Exercise instructions:
Write the entries out again exactly as they stand, but without the pictures.

Records to process:
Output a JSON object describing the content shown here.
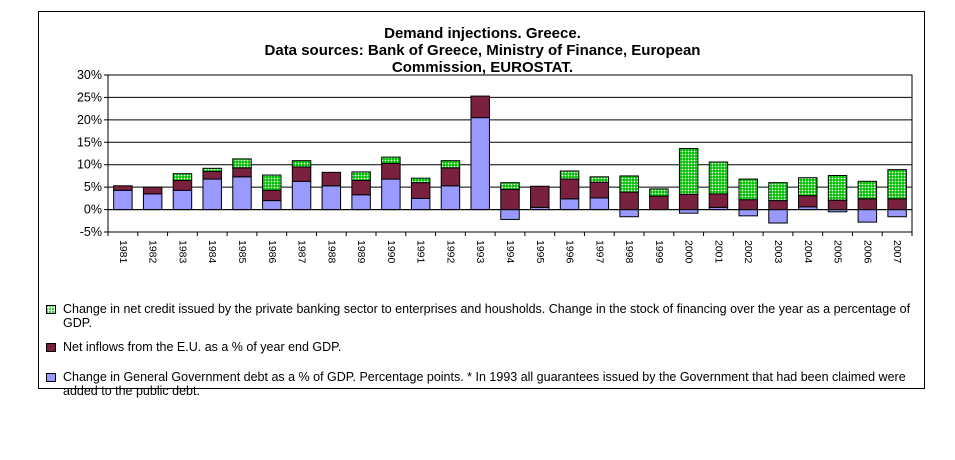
{
  "chart_data": {
    "type": "bar",
    "stacked": true,
    "title": "Demand injections. Greece.",
    "subtitle_lines": [
      "Data sources: Bank of Greece, Ministry of Finance, European",
      "Commission, EUROSTAT."
    ],
    "categories": [
      "1981",
      "1982",
      "1983",
      "1984",
      "1985",
      "1986",
      "1987",
      "1988",
      "1989",
      "1990",
      "1991",
      "1992",
      "1993",
      "1994",
      "1995",
      "1996",
      "1997",
      "1998",
      "1999",
      "2000",
      "2001",
      "2002",
      "2003",
      "2004",
      "2005",
      "2006",
      "2007"
    ],
    "y_ticks": [
      "30%",
      "25%",
      "20%",
      "15%",
      "10%",
      "5%",
      "0%",
      "-5%"
    ],
    "ylim": [
      -5,
      30
    ],
    "grid": "horizontal",
    "legend_position": "bottom",
    "series": [
      {
        "name": "Change in General Government debt as a % of GDP. Percentage points. * In 1993 all guarantees issued by the Government that had been claimed were added to the public debt.",
        "color": "#9999ff",
        "values": [
          4.3,
          3.5,
          4.3,
          6.8,
          7.3,
          2.0,
          6.3,
          5.3,
          3.3,
          6.8,
          2.5,
          5.3,
          20.5,
          -2.2,
          0.5,
          2.4,
          2.6,
          -1.6,
          0.0,
          -0.8,
          0.5,
          -1.4,
          -3.0,
          0.6,
          -0.5,
          -2.8,
          -1.6
        ]
      },
      {
        "name": "Net inflows from the E.U. as a % of year end GDP.",
        "color": "#7b2140",
        "values": [
          1.0,
          1.5,
          2.2,
          1.7,
          2.0,
          2.3,
          3.2,
          3.0,
          3.2,
          3.5,
          3.5,
          4.0,
          4.8,
          4.5,
          4.7,
          4.4,
          3.5,
          3.9,
          3.0,
          3.4,
          3.0,
          2.2,
          2.0,
          2.5,
          2.1,
          2.4,
          2.4
        ]
      },
      {
        "name": "Change in net credit issued by the private banking sector to enterprises and housholds. Change in the stock of financing over the year as a percentage of GDP.",
        "color": "#00c000",
        "values": [
          0.0,
          0.0,
          1.5,
          0.7,
          2.0,
          3.4,
          1.4,
          0.0,
          1.9,
          1.4,
          1.0,
          1.6,
          0.0,
          1.5,
          0.0,
          1.8,
          1.2,
          3.6,
          1.6,
          10.2,
          7.1,
          4.6,
          4.0,
          4.0,
          5.5,
          3.9,
          6.5
        ]
      }
    ]
  }
}
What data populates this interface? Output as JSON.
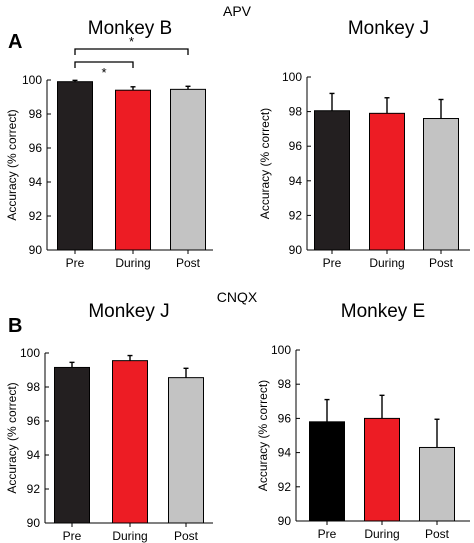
{
  "figure": {
    "section_labels": [
      "APV",
      "CNQX"
    ],
    "panel_letters": [
      "A",
      "B"
    ]
  },
  "colors": {
    "pre": "#231f20",
    "pre_e": "#000000",
    "during": "#ed1c24",
    "post": "#c3c3c3"
  },
  "chart_data": [
    {
      "type": "bar",
      "section": "APV",
      "panel": "A",
      "title": "Monkey B",
      "ylabel": "Accuracy (% correct)",
      "ylim": [
        90,
        100
      ],
      "yticks": [
        "90",
        "92",
        "94",
        "96",
        "98",
        "100"
      ],
      "categories": [
        "Pre",
        "During",
        "Post"
      ],
      "values": [
        99.9,
        99.4,
        99.45
      ],
      "errors": [
        0.08,
        0.2,
        0.18
      ],
      "significance": [
        {
          "from": "Pre",
          "to": "During",
          "label": "*"
        },
        {
          "from": "Pre",
          "to": "Post",
          "label": "*"
        }
      ]
    },
    {
      "type": "bar",
      "section": "APV",
      "title": "Monkey J",
      "ylabel": "Accuracy (% correct)",
      "ylim": [
        90,
        100
      ],
      "yticks": [
        "90",
        "92",
        "94",
        "96",
        "98",
        "100"
      ],
      "categories": [
        "Pre",
        "During",
        "Post"
      ],
      "values": [
        98.05,
        97.9,
        97.6
      ],
      "errors": [
        1.0,
        0.9,
        1.1
      ]
    },
    {
      "type": "bar",
      "section": "CNQX",
      "panel": "B",
      "title": "Monkey J",
      "ylabel": "Accuracy (% correct)",
      "ylim": [
        90,
        100
      ],
      "yticks": [
        "90",
        "92",
        "94",
        "96",
        "98",
        "100"
      ],
      "categories": [
        "Pre",
        "During",
        "Post"
      ],
      "values": [
        99.15,
        99.55,
        98.55
      ],
      "errors": [
        0.3,
        0.3,
        0.55
      ]
    },
    {
      "type": "bar",
      "section": "CNQX",
      "title": "Monkey E",
      "ylabel": "Accuracy (% correct)",
      "ylim": [
        90,
        100
      ],
      "yticks": [
        "90",
        "92",
        "94",
        "96",
        "98",
        "100"
      ],
      "categories": [
        "Pre",
        "During",
        "Post"
      ],
      "values": [
        95.8,
        96.0,
        94.3
      ],
      "errors": [
        1.3,
        1.35,
        1.65
      ]
    }
  ]
}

Solved exercise:
Output a JSON object describing the content shown here.
{
  "chart_data": {
    "type": "bar",
    "stacked": true,
    "title": "Demand injections. Greece.",
    "subtitle_lines": [
      "Data sources: Bank of Greece, Ministry of Finance, European",
      "Commission, EUROSTAT."
    ],
    "categories": [
      "1981",
      "1982",
      "1983",
      "1984",
      "1985",
      "1986",
      "1987",
      "1988",
      "1989",
      "1990",
      "1991",
      "1992",
      "1993",
      "1994",
      "1995",
      "1996",
      "1997",
      "1998",
      "1999",
      "2000",
      "2001",
      "2002",
      "2003",
      "2004",
      "2005",
      "2006",
      "2007"
    ],
    "y_ticks": [
      "30%",
      "25%",
      "20%",
      "15%",
      "10%",
      "5%",
      "0%",
      "-5%"
    ],
    "ylim": [
      -5,
      30
    ],
    "grid": "horizontal",
    "legend_position": "bottom",
    "series": [
      {
        "name": "Change in General Government debt as a % of GDP. Percentage points. * In 1993 all guarantees issued by the Government that had been claimed were added to the public debt.",
        "color": "#9999ff",
        "values": [
          4.3,
          3.5,
          4.3,
          6.8,
          7.3,
          2.0,
          6.3,
          5.3,
          3.3,
          6.8,
          2.5,
          5.3,
          20.5,
          -2.2,
          0.5,
          2.4,
          2.6,
          -1.6,
          0.0,
          -0.8,
          0.5,
          -1.4,
          -3.0,
          0.6,
          -0.5,
          -2.8,
          -1.6
        ]
      },
      {
        "name": "Net inflows from the E.U. as a % of year end GDP.",
        "color": "#7b2140",
        "values": [
          1.0,
          1.5,
          2.2,
          1.7,
          2.0,
          2.3,
          3.2,
          3.0,
          3.2,
          3.5,
          3.5,
          4.0,
          4.8,
          4.5,
          4.7,
          4.4,
          3.5,
          3.9,
          3.0,
          3.4,
          3.0,
          2.2,
          2.0,
          2.5,
          2.1,
          2.4,
          2.4
        ]
      },
      {
        "name": "Change in net credit issued by the private banking sector to enterprises and housholds. Change in the stock of financing over the year as a percentage of GDP.",
        "color": "#00c000",
        "values": [
          0.0,
          0.0,
          1.5,
          0.7,
          2.0,
          3.4,
          1.4,
          0.0,
          1.9,
          1.4,
          1.0,
          1.6,
          0.0,
          1.5,
          0.0,
          1.8,
          1.2,
          3.6,
          1.6,
          10.2,
          7.1,
          4.6,
          4.0,
          4.0,
          5.5,
          3.9,
          6.5
        ]
      }
    ]
  }
}
What data populates this interface? Output as JSON.
{
  "figure": {
    "section_labels": [
      "APV",
      "CNQX"
    ],
    "panel_letters": [
      "A",
      "B"
    ]
  },
  "colors": {
    "pre": "#231f20",
    "pre_e": "#000000",
    "during": "#ed1c24",
    "post": "#c3c3c3"
  },
  "chart_data": [
    {
      "type": "bar",
      "section": "APV",
      "panel": "A",
      "title": "Monkey B",
      "ylabel": "Accuracy (% correct)",
      "ylim": [
        90,
        100
      ],
      "yticks": [
        "90",
        "92",
        "94",
        "96",
        "98",
        "100"
      ],
      "categories": [
        "Pre",
        "During",
        "Post"
      ],
      "values": [
        99.9,
        99.4,
        99.45
      ],
      "errors": [
        0.08,
        0.2,
        0.18
      ],
      "significance": [
        {
          "from": "Pre",
          "to": "During",
          "label": "*"
        },
        {
          "from": "Pre",
          "to": "Post",
          "label": "*"
        }
      ]
    },
    {
      "type": "bar",
      "section": "APV",
      "title": "Monkey J",
      "ylabel": "Accuracy (% correct)",
      "ylim": [
        90,
        100
      ],
      "yticks": [
        "90",
        "92",
        "94",
        "96",
        "98",
        "100"
      ],
      "categories": [
        "Pre",
        "During",
        "Post"
      ],
      "values": [
        98.05,
        97.9,
        97.6
      ],
      "errors": [
        1.0,
        0.9,
        1.1
      ]
    },
    {
      "type": "bar",
      "section": "CNQX",
      "panel": "B",
      "title": "Monkey J",
      "ylabel": "Accuracy (% correct)",
      "ylim": [
        90,
        100
      ],
      "yticks": [
        "90",
        "92",
        "94",
        "96",
        "98",
        "100"
      ],
      "categories": [
        "Pre",
        "During",
        "Post"
      ],
      "values": [
        99.15,
        99.55,
        98.55
      ],
      "errors": [
        0.3,
        0.3,
        0.55
      ]
    },
    {
      "type": "bar",
      "section": "CNQX",
      "title": "Monkey E",
      "ylabel": "Accuracy (% correct)",
      "ylim": [
        90,
        100
      ],
      "yticks": [
        "90",
        "92",
        "94",
        "96",
        "98",
        "100"
      ],
      "categories": [
        "Pre",
        "During",
        "Post"
      ],
      "values": [
        95.8,
        96.0,
        94.3
      ],
      "errors": [
        1.3,
        1.35,
        1.65
      ]
    }
  ]
}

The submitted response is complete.